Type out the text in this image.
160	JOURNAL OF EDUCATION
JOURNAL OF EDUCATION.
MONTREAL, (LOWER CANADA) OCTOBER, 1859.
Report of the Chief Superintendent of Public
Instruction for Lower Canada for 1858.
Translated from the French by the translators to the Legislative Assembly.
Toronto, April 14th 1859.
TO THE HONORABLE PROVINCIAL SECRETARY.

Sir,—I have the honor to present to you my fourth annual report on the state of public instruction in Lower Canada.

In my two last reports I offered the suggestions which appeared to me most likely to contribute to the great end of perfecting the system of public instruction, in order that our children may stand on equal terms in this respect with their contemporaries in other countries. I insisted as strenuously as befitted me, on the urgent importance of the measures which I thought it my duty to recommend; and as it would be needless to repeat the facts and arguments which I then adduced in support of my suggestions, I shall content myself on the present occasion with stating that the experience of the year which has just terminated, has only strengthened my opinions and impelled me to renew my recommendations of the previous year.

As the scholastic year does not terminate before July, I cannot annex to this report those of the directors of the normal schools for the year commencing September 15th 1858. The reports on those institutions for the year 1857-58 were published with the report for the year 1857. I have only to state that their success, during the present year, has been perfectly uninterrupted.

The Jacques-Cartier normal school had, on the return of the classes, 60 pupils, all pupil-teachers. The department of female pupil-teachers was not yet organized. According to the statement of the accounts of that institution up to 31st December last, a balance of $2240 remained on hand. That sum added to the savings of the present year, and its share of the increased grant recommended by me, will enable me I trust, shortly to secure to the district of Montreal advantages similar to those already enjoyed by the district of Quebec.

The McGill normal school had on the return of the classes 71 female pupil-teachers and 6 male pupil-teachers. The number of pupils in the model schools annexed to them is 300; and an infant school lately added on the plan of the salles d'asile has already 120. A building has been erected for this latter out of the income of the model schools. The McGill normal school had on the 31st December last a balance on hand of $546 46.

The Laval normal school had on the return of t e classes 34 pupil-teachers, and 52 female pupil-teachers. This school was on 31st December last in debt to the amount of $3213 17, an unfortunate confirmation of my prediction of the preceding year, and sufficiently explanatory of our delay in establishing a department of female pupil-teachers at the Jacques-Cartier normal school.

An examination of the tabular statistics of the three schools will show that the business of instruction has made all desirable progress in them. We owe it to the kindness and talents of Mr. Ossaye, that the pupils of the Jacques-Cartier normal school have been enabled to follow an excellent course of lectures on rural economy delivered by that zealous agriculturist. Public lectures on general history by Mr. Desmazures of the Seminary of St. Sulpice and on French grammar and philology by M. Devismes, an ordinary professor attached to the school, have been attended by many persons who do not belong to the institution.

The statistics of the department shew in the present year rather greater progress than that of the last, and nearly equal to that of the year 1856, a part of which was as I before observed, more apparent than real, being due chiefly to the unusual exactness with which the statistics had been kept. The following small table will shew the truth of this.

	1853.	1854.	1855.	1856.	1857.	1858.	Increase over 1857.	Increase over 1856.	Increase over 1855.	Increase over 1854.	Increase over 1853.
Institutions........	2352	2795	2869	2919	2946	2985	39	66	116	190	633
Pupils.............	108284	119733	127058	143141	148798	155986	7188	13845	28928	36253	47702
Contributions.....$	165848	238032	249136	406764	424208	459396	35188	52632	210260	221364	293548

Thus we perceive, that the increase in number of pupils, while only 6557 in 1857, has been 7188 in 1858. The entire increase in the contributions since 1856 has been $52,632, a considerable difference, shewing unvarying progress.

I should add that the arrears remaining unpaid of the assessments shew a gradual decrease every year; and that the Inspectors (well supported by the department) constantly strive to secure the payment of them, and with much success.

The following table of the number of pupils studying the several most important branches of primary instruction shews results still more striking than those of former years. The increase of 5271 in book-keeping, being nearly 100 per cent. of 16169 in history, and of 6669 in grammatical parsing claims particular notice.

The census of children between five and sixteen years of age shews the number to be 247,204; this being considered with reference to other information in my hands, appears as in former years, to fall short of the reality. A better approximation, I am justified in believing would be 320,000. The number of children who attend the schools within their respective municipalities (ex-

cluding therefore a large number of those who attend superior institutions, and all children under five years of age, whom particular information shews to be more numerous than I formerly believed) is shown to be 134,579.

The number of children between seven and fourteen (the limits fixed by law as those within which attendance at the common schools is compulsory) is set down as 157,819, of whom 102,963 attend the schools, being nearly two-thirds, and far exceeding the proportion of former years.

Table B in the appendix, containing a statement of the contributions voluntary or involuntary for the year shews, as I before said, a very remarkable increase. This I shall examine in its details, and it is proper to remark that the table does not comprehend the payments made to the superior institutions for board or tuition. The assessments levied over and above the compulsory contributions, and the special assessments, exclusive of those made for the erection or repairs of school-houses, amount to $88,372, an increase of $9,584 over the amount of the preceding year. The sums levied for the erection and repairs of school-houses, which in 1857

━━━━━━━━━━━━━━━━━━━━━━━━━━━━━━

_WHAT THE TASK ASKS_
Would you reproduce the material above in full, exactly as given?

_SOLUTION_
Type out the text in this image.
160	JOURNAL OF EDUCATION
JOURNAL OF EDUCATION.
MONTREAL, (LOWER CANADA) OCTOBER, 1859.
Report of the Chief Superintendent of Public
Instruction for Lower Canada for 1858.
Translated from the French by the translators to the Legislative Assembly.
Toronto, April 14th 1859.
TO THE HONORABLE PROVINCIAL SECRETARY.

Sir,—I have the honor to present to you my fourth annual report on the state of public instruction in Lower Canada.

In my two last reports I offered the suggestions which appeared to me most likely to contribute to the great end of perfecting the system of public instruction, in order that our children may stand on equal terms in this respect with their contemporaries in other countries. I insisted as strenuously as befitted me, on the urgent importance of the measures which I thought it my duty to recommend; and as it would be needless to repeat the facts and arguments which I then adduced in support of my suggestions, I shall content myself on the present occasion with stating that the experience of the year which has just terminated, has only strengthened my opinions and impelled me to renew my recommendations of the previous year.

As the scholastic year does not terminate before July, I cannot annex to this report those of the directors of the normal schools for the year commencing September 15th 1858. The reports on those institutions for the year 1857-58 were published with the report for the year 1857. I have only to state that their success, during the present year, has been perfectly uninterrupted.

The Jacques-Cartier normal school had, on the return of the classes, 60 pupils, all pupil-teachers. The department of female pupil-teachers was not yet organized. According to the statement of the accounts of that institution up to 31st December last, a balance of $2240 remained on hand. That sum added to the savings of the present year, and its share of the increased grant recommended by me, will enable me I trust, shortly to secure to the district of Montreal advantages similar to those already enjoyed by the district of Quebec.

The McGill normal school had on the return of the classes 71 female pupil-teachers and 6 male pupil-teachers. The number of pupils in the model schools annexed to them is 300; and an infant school lately added on the plan of the salles d'asile has already 120. A building has been erected for this latter out of the income of the model schools. The McGill normal school had on the 31st December last a balance on hand of $546 46.

The Laval normal school had on the return of t e classes 34 pupil-teachers, and 52 female pupil-teachers. This school was on 31st December last in debt to the amount of $3213 17, an unfortunate confirmation of my prediction of the preceding year, and sufficiently explanatory of our delay in establishing a department of female pupil-teachers at the Jacques-Cartier normal school.

An examination of the tabular statistics of the three schools will show that the business of instruction has made all desirable progress in them. We owe it to the kindness and talents of Mr. Ossaye, that the pupils of the Jacques-Cartier normal school have been enabled to follow an excellent course of lectures on rural economy delivered by that zealous agriculturist. Public lectures on general history by Mr. Desmazures of the Seminary of St. Sulpice and on French grammar and philology by M. Devismes, an ordinary professor attached to the school, have been attended by many persons who do not belong to the institution.

The statistics of the department shew in the present year rather greater progress than that of the last, and nearly equal to that of the year 1856, a part of which was as I before observed, more apparent than real, being due chiefly to the unusual exactness with which the statistics had been kept. The following small table will shew the truth of this.

	1853.	1854.	1855.	1856.	1857.	1858.	Increase over 1857.	Increase over 1856.	Increase over 1855.	Increase over 1854.	Increase over 1853.
Institutions........	2352	2795	2869	2919	2946	2985	39	66	116	190	633
Pupils.............	108284	119733	127058	143141	148798	155986	7188	13845	28928	36253	47702
Contributions.....$	165848	238032	249136	406764	424208	459396	35188	52632	210260	221364	293548

Thus we perceive, that the increase in number of pupils, while only 6557 in 1857, has been 7188 in 1858. The entire increase in the contributions since 1856 has been $52,632, a considerable difference, shewing unvarying progress.

I should add that the arrears remaining unpaid of the assessments shew a gradual decrease every year; and that the Inspectors (well supported by the department) constantly strive to secure the payment of them, and with much success.

The following table of the number of pupils studying the several most important branches of primary instruction shews results still more striking than those of former years. The increase of 5271 in book-keeping, being nearly 100 per cent. of 16169 in history, and of 6669 in grammatical parsing claims particular notice.

The census of children between five and sixteen years of age shews the number to be 247,204; this being considered with reference to other information in my hands, appears as in former years, to fall short of the reality. A better approximation, I am justified in believing would be 320,000. The number of children who attend the schools within their respective municipalities (ex-

cluding therefore a large number of those who attend superior institutions, and all children under five years of age, whom particular information shews to be more numerous than I formerly believed) is shown to be 134,579.

The number of children between seven and fourteen (the limits fixed by law as those within which attendance at the common schools is compulsory) is set down as 157,819, of whom 102,963 attend the schools, being nearly two-thirds, and far exceeding the proportion of former years.

Table B in the appendix, containing a statement of the contributions voluntary or involuntary for the year shews, as I before said, a very remarkable increase. This I shall examine in its details, and it is proper to remark that the table does not comprehend the payments made to the superior institutions for board or tuition. The assessments levied over and above the compulsory contributions, and the special assessments, exclusive of those made for the erection or repairs of school-houses, amount to $88,372, an increase of $9,584 over the amount of the preceding year. The sums levied for the erection and repairs of school-houses, which in 1857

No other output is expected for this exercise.